Write out the whole of the material exactly.

(Dataset items)
* * * * * * * * *

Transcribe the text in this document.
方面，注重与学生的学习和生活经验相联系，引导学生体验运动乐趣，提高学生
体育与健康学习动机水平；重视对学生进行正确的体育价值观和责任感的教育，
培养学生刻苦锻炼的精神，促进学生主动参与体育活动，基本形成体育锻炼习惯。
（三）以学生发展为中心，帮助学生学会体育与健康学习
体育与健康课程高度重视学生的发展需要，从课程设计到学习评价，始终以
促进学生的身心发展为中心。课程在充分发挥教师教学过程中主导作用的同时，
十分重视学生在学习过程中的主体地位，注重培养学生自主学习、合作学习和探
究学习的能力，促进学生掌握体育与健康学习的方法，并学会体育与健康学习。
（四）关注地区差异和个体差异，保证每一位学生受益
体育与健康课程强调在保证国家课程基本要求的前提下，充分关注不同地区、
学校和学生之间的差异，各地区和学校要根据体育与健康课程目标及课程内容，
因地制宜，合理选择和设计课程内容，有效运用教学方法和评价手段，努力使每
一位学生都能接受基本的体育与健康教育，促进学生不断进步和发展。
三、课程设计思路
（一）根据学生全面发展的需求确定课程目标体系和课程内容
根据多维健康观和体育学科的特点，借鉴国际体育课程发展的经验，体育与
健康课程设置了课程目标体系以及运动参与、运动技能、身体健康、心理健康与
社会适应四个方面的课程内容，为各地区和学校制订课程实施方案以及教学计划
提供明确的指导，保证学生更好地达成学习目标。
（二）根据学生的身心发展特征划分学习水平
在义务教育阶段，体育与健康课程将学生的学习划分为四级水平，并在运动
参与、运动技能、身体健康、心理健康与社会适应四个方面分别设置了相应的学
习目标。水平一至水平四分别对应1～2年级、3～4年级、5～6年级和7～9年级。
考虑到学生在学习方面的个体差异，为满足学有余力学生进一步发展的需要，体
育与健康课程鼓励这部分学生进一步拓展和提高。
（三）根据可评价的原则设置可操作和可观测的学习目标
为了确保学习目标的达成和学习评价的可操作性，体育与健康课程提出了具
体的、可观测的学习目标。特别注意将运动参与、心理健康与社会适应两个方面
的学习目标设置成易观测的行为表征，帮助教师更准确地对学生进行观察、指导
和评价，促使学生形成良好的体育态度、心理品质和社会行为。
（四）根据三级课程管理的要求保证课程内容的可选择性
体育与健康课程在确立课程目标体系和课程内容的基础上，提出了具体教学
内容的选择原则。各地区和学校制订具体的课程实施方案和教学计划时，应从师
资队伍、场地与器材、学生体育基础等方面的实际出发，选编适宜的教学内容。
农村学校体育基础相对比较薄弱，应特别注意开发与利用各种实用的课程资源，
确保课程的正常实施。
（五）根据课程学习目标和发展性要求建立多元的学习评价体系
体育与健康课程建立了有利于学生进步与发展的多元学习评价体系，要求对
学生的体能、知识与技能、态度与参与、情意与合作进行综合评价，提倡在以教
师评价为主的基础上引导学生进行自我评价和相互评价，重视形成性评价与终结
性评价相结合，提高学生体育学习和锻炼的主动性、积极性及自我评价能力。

* * * * * * * * *

- ANSWER TO THIS EXERCISE
Transcribe the text in this document.
方面，注重与学生的学习和生活经验相联系，引导学生体验运动乐趣，提高学生
体育与健康学习动机水平；重视对学生进行正确的体育价值观和责任感的教育，
培养学生刻苦锻炼的精神，促进学生主动参与体育活动，基本形成体育锻炼习惯。
（三）以学生发展为中心，帮助学生学会体育与健康学习
体育与健康课程高度重视学生的发展需要，从课程设计到学习评价，始终以
促进学生的身心发展为中心。课程在充分发挥教师教学过程中主导作用的同时，
十分重视学生在学习过程中的主体地位，注重培养学生自主学习、合作学习和探
究学习的能力，促进学生掌握体育与健康学习的方法，并学会体育与健康学习。
（四）关注地区差异和个体差异，保证每一位学生受益
体育与健康课程强调在保证国家课程基本要求的前提下，充分关注不同地区、
学校和学生之间的差异，各地区和学校要根据体育与健康课程目标及课程内容，
因地制宜，合理选择和设计课程内容，有效运用教学方法和评价手段，努力使每
一位学生都能接受基本的体育与健康教育，促进学生不断进步和发展。
三、课程设计思路
（一）根据学生全面发展的需求确定课程目标体系和课程内容
根据多维健康观和体育学科的特点，借鉴国际体育课程发展的经验，体育与
健康课程设置了课程目标体系以及运动参与、运动技能、身体健康、心理健康与
社会适应四个方面的课程内容，为各地区和学校制订课程实施方案以及教学计划
提供明确的指导，保证学生更好地达成学习目标。
（二）根据学生的身心发展特征划分学习水平
在义务教育阶段，体育与健康课程将学生的学习划分为四级水平，并在运动
参与、运动技能、身体健康、心理健康与社会适应四个方面分别设置了相应的学
习目标。水平一至水平四分别对应1～2年级、3～4年级、5～6年级和7～9年级。
考虑到学生在学习方面的个体差异，为满足学有余力学生进一步发展的需要，体
育与健康课程鼓励这部分学生进一步拓展和提高。
（三）根据可评价的原则设置可操作和可观测的学习目标
为了确保学习目标的达成和学习评价的可操作性，体育与健康课程提出了具
体的、可观测的学习目标。特别注意将运动参与、心理健康与社会适应两个方面
的学习目标设置成易观测的行为表征，帮助教师更准确地对学生进行观察、指导
和评价，促使学生形成良好的体育态度、心理品质和社会行为。
（四）根据三级课程管理的要求保证课程内容的可选择性
体育与健康课程在确立课程目标体系和课程内容的基础上，提出了具体教学
内容的选择原则。各地区和学校制订具体的课程实施方案和教学计划时，应从师
资队伍、场地与器材、学生体育基础等方面的实际出发，选编适宜的教学内容。
农村学校体育基础相对比较薄弱，应特别注意开发与利用各种实用的课程资源，
确保课程的正常实施。
（五）根据课程学习目标和发展性要求建立多元的学习评价体系
体育与健康课程建立了有利于学生进步与发展的多元学习评价体系，要求对
学生的体能、知识与技能、态度与参与、情意与合作进行综合评价，提倡在以教
师评价为主的基础上引导学生进行自我评价和相互评价，重视形成性评价与终结
性评价相结合，提高学生体育学习和锻炼的主动性、积极性及自我评价能力。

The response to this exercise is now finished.